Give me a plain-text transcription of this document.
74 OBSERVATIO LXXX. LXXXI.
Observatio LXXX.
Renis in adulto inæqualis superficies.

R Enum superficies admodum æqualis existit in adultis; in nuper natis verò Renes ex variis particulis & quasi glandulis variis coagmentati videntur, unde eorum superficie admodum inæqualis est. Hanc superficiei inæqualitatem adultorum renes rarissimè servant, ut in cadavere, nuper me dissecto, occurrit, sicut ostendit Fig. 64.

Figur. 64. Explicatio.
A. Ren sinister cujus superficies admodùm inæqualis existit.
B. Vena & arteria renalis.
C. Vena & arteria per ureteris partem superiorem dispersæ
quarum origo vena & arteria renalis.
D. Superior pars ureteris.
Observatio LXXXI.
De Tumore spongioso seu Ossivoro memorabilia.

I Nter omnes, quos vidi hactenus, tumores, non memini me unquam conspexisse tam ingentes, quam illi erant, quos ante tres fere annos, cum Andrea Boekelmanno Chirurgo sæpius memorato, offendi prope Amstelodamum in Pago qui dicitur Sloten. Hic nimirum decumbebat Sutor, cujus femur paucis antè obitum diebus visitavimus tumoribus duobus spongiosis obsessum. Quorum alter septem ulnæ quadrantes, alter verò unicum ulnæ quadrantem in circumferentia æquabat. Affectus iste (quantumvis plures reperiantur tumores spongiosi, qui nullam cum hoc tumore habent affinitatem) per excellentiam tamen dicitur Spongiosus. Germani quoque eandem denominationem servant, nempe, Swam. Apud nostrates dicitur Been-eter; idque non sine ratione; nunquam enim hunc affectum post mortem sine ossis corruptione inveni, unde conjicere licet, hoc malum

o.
● ● ● ● ●
The problem => Every entry should be reproduced exactly, with no part omitted.

Answer to this problem =>
Give me a plain-text transcription of this document.
74 OBSERVATIO LXXX. LXXXI.
Observatio LXXX.
Renis in adulto inæqualis superficies.

R Enum superficies admodum æqualis existit in adultis; in nuper natis verò Renes ex variis particulis & quasi glandulis variis coagmentati videntur, unde eorum superficie admodum inæqualis est. Hanc superficiei inæqualitatem adultorum renes rarissimè servant, ut in cadavere, nuper me dissecto, occurrit, sicut ostendit Fig. 64.

Figur. 64. Explicatio.
A. Ren sinister cujus superficies admodùm inæqualis existit.
B. Vena & arteria renalis.
C. Vena & arteria per ureteris partem superiorem dispersæ
quarum origo vena & arteria renalis.
D. Superior pars ureteris.
Observatio LXXXI.
De Tumore spongioso seu Ossivoro memorabilia.

I Nter omnes, quos vidi hactenus, tumores, non memini me unquam conspexisse tam ingentes, quam illi erant, quos ante tres fere annos, cum Andrea Boekelmanno Chirurgo sæpius memorato, offendi prope Amstelodamum in Pago qui dicitur Sloten. Hic nimirum decumbebat Sutor, cujus femur paucis antè obitum diebus visitavimus tumoribus duobus spongiosis obsessum. Quorum alter septem ulnæ quadrantes, alter verò unicum ulnæ quadrantem in circumferentia æquabat. Affectus iste (quantumvis plures reperiantur tumores spongiosi, qui nullam cum hoc tumore habent affinitatem) per excellentiam tamen dicitur Spongiosus. Germani quoque eandem denominationem servant, nempe, Swam. Apud nostrates dicitur Been-eter; idque non sine ratione; nunquam enim hunc affectum post mortem sine ossis corruptione inveni, unde conjicere licet, hoc malum

o.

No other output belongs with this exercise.